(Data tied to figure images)
>>>>>

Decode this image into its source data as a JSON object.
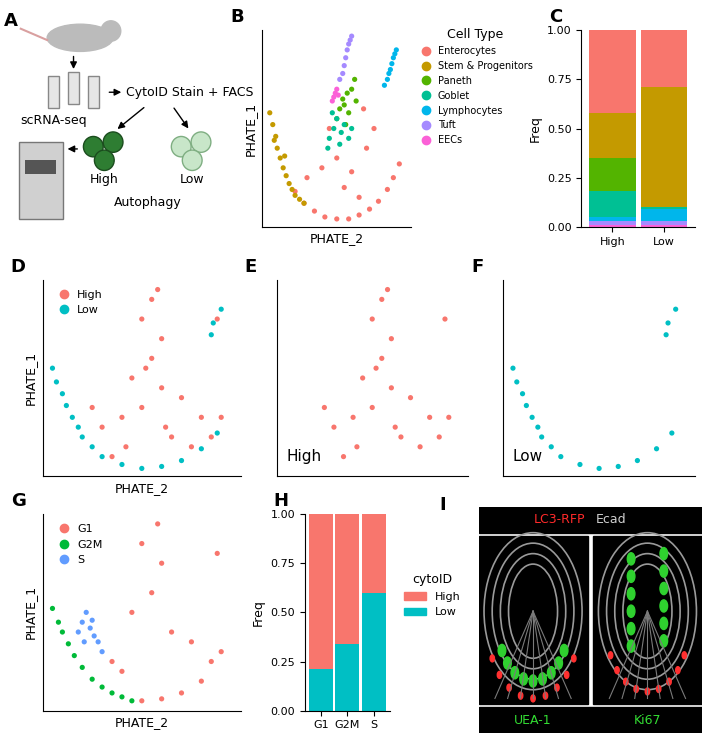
{
  "diagram": {
    "panel": "A",
    "stain": "CytoID Stain + FACS",
    "high": "High",
    "low": "Low",
    "autophagy": "Autophagy",
    "seq": "scRNA-seq"
  },
  "chart_data": [
    {
      "panel": "B",
      "type": "scatter",
      "marker": "o",
      "xlabel": "PHATE_2",
      "ylabel": "PHATE_1",
      "tick_labels": false,
      "xlim": [
        0,
        100
      ],
      "ylim": [
        0,
        100
      ],
      "legend": "upper left",
      "legend_title": "Cell Type",
      "series": [
        {
          "name": "Enterocytes",
          "color": "#F8766D",
          "x": [
            22,
            28,
            35,
            42,
            50,
            58,
            65,
            72,
            78,
            84,
            88,
            92,
            40,
            50,
            60,
            70,
            45,
            55,
            65,
            30,
            75,
            68
          ],
          "y": [
            18,
            12,
            8,
            5,
            4,
            4,
            6,
            9,
            13,
            19,
            25,
            32,
            30,
            35,
            28,
            40,
            50,
            20,
            15,
            25,
            50,
            60
          ]
        },
        {
          "name": "Stem & Progenitors",
          "color": "#C49A00",
          "x": [
            5,
            7,
            9,
            10,
            12,
            14,
            16,
            18,
            20,
            22,
            25,
            28,
            8,
            15
          ],
          "y": [
            58,
            52,
            46,
            40,
            35,
            30,
            26,
            22,
            19,
            16,
            14,
            12,
            44,
            36
          ]
        },
        {
          "name": "Paneth",
          "color": "#53B400",
          "x": [
            50,
            52,
            55,
            57,
            60,
            62,
            58,
            54,
            63,
            56
          ],
          "y": [
            55,
            60,
            62,
            68,
            70,
            75,
            58,
            65,
            64,
            52
          ]
        },
        {
          "name": "Goblet",
          "color": "#00C094",
          "x": [
            45,
            48,
            50,
            53,
            55,
            47,
            52,
            58,
            44,
            60
          ],
          "y": [
            45,
            50,
            55,
            48,
            52,
            58,
            42,
            45,
            40,
            50
          ]
        },
        {
          "name": "Lymphocytes",
          "color": "#00B6EB",
          "x": [
            82,
            84,
            85,
            86,
            87,
            88,
            89,
            90
          ],
          "y": [
            72,
            75,
            78,
            80,
            83,
            86,
            88,
            90
          ]
        },
        {
          "name": "Tuft",
          "color": "#A58AFF",
          "x": [
            52,
            54,
            55,
            56,
            57,
            58,
            59,
            60
          ],
          "y": [
            75,
            78,
            82,
            86,
            90,
            93,
            95,
            97
          ]
        },
        {
          "name": "EECs",
          "color": "#FB61D7",
          "x": [
            48,
            49,
            50,
            51,
            47
          ],
          "y": [
            66,
            68,
            70,
            67,
            64
          ]
        }
      ]
    },
    {
      "panel": "C",
      "type": "bar",
      "stacked": true,
      "ylabel": "Freq",
      "categories": [
        "High",
        "Low"
      ],
      "ylim": [
        0,
        1
      ],
      "yticks": [
        {
          "value": 0,
          "label": "0.00"
        },
        {
          "value": 0.25,
          "label": "0.25"
        },
        {
          "value": 0.5,
          "label": "0.50"
        },
        {
          "value": 0.75,
          "label": "0.75"
        },
        {
          "value": 1,
          "label": "1.00"
        }
      ],
      "series": [
        {
          "name": "EECs",
          "color": "#FB61D7",
          "values": [
            0.01,
            0.01
          ]
        },
        {
          "name": "Tuft",
          "color": "#A58AFF",
          "values": [
            0.02,
            0.02
          ]
        },
        {
          "name": "Lymphocytes",
          "color": "#00B6EB",
          "values": [
            0.02,
            0.06
          ]
        },
        {
          "name": "Goblet",
          "color": "#00C094",
          "values": [
            0.13,
            0.01
          ]
        },
        {
          "name": "Paneth",
          "color": "#53B400",
          "values": [
            0.17,
            0.0
          ]
        },
        {
          "name": "Stem & Progenitors",
          "color": "#C49A00",
          "values": [
            0.23,
            0.61
          ]
        },
        {
          "name": "Enterocytes",
          "color": "#F8766D",
          "values": [
            0.42,
            0.29
          ]
        }
      ]
    },
    {
      "panel": "D",
      "type": "scatter",
      "marker": "o",
      "xlabel": "PHATE_2",
      "ylabel": "PHATE_1",
      "tick_labels": false,
      "xlim": [
        0,
        100
      ],
      "ylim": [
        0,
        100
      ],
      "legend": "upper left",
      "series": [
        {
          "name": "High",
          "color": "#F8766D",
          "x": [
            30,
            40,
            50,
            60,
            70,
            80,
            90,
            45,
            55,
            60,
            50,
            55,
            58,
            65,
            75,
            85,
            35,
            25,
            88,
            52,
            62,
            42
          ],
          "y": [
            25,
            30,
            35,
            45,
            40,
            30,
            30,
            50,
            60,
            70,
            80,
            90,
            95,
            20,
            15,
            20,
            10,
            35,
            80,
            55,
            25,
            15
          ]
        },
        {
          "name": "Low",
          "color": "#00BFC4",
          "x": [
            5,
            7,
            10,
            12,
            15,
            18,
            20,
            25,
            30,
            40,
            50,
            60,
            70,
            80,
            88,
            86,
            90,
            85
          ],
          "y": [
            55,
            48,
            42,
            36,
            30,
            25,
            20,
            15,
            10,
            6,
            4,
            5,
            8,
            14,
            22,
            78,
            85,
            72
          ]
        }
      ]
    },
    {
      "panel": "E",
      "type": "scatter",
      "marker": "o",
      "tick_labels": false,
      "xlim": [
        0,
        100
      ],
      "ylim": [
        0,
        100
      ],
      "annotations": [
        "High"
      ],
      "series": [
        {
          "color": "#F8766D",
          "x": [
            30,
            40,
            50,
            60,
            70,
            80,
            90,
            45,
            55,
            60,
            50,
            55,
            58,
            65,
            75,
            85,
            35,
            25,
            88,
            52,
            62,
            42
          ],
          "y": [
            25,
            30,
            35,
            45,
            40,
            30,
            30,
            50,
            60,
            70,
            80,
            90,
            95,
            20,
            15,
            20,
            10,
            35,
            80,
            55,
            25,
            15
          ]
        }
      ]
    },
    {
      "panel": "F",
      "type": "scatter",
      "marker": "o",
      "tick_labels": false,
      "xlim": [
        0,
        100
      ],
      "ylim": [
        0,
        100
      ],
      "annotations": [
        "Low"
      ],
      "series": [
        {
          "color": "#00BFC4",
          "x": [
            5,
            7,
            10,
            12,
            15,
            18,
            20,
            25,
            30,
            40,
            50,
            60,
            70,
            80,
            88,
            86,
            90,
            85
          ],
          "y": [
            55,
            48,
            42,
            36,
            30,
            25,
            20,
            15,
            10,
            6,
            4,
            5,
            8,
            14,
            22,
            78,
            85,
            72
          ]
        }
      ]
    },
    {
      "panel": "G",
      "type": "scatter",
      "marker": "o",
      "xlabel": "PHATE_2",
      "ylabel": "PHATE_1",
      "tick_labels": false,
      "xlim": [
        0,
        100
      ],
      "ylim": [
        0,
        100
      ],
      "legend": "upper left",
      "series": [
        {
          "name": "G1",
          "color": "#F8766D",
          "x": [
            50,
            60,
            70,
            80,
            90,
            55,
            60,
            50,
            65,
            75,
            85,
            88,
            45,
            58,
            40,
            35
          ],
          "y": [
            5,
            6,
            9,
            15,
            30,
            60,
            75,
            85,
            40,
            35,
            25,
            80,
            50,
            95,
            20,
            25
          ]
        },
        {
          "name": "G2M",
          "color": "#00BA38",
          "x": [
            5,
            8,
            10,
            13,
            16,
            20,
            25,
            30,
            35,
            40,
            45
          ],
          "y": [
            52,
            45,
            40,
            34,
            28,
            22,
            16,
            12,
            9,
            7,
            5
          ]
        },
        {
          "name": "S",
          "color": "#619CFF",
          "x": [
            18,
            20,
            22,
            24,
            26,
            28,
            30,
            21,
            25
          ],
          "y": [
            40,
            45,
            50,
            42,
            38,
            35,
            30,
            35,
            46
          ]
        }
      ]
    },
    {
      "panel": "H",
      "type": "bar",
      "stacked": true,
      "ylabel": "Freq",
      "categories": [
        "G1",
        "G2M",
        "S"
      ],
      "ylim": [
        0,
        1
      ],
      "yticks": [
        {
          "value": 0,
          "label": "0.00"
        },
        {
          "value": 0.25,
          "label": "0.25"
        },
        {
          "value": 0.5,
          "label": "0.50"
        },
        {
          "value": 0.75,
          "label": "0.75"
        },
        {
          "value": 1,
          "label": "1.00"
        }
      ],
      "legend": "upper left",
      "legend_title": "cytoID",
      "series": [
        {
          "name": "Low",
          "color": "#00BFC4",
          "values": [
            0.21,
            0.34,
            0.6
          ]
        },
        {
          "name": "High",
          "color": "#F8766D",
          "values": [
            0.79,
            0.66,
            0.4
          ]
        }
      ]
    }
  ],
  "image": {
    "panel": "I",
    "header": [
      {
        "text": "LC3-RFP",
        "color": "#ff2a2a"
      },
      {
        "text": "Ecad",
        "color": "#cfcfcf"
      }
    ],
    "footer": [
      {
        "text": "UEA-1",
        "color": "#33dd33"
      },
      {
        "text": "Ki67",
        "color": "#33dd33"
      }
    ]
  }
}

<<<<<

THE EXERCISE: Filter the listing above by the word "High"; copy each line that passes.

RESPONSE BELOW:
    "high": "High",
        "High",
          "name": "High",
        "High"
          "name": "High",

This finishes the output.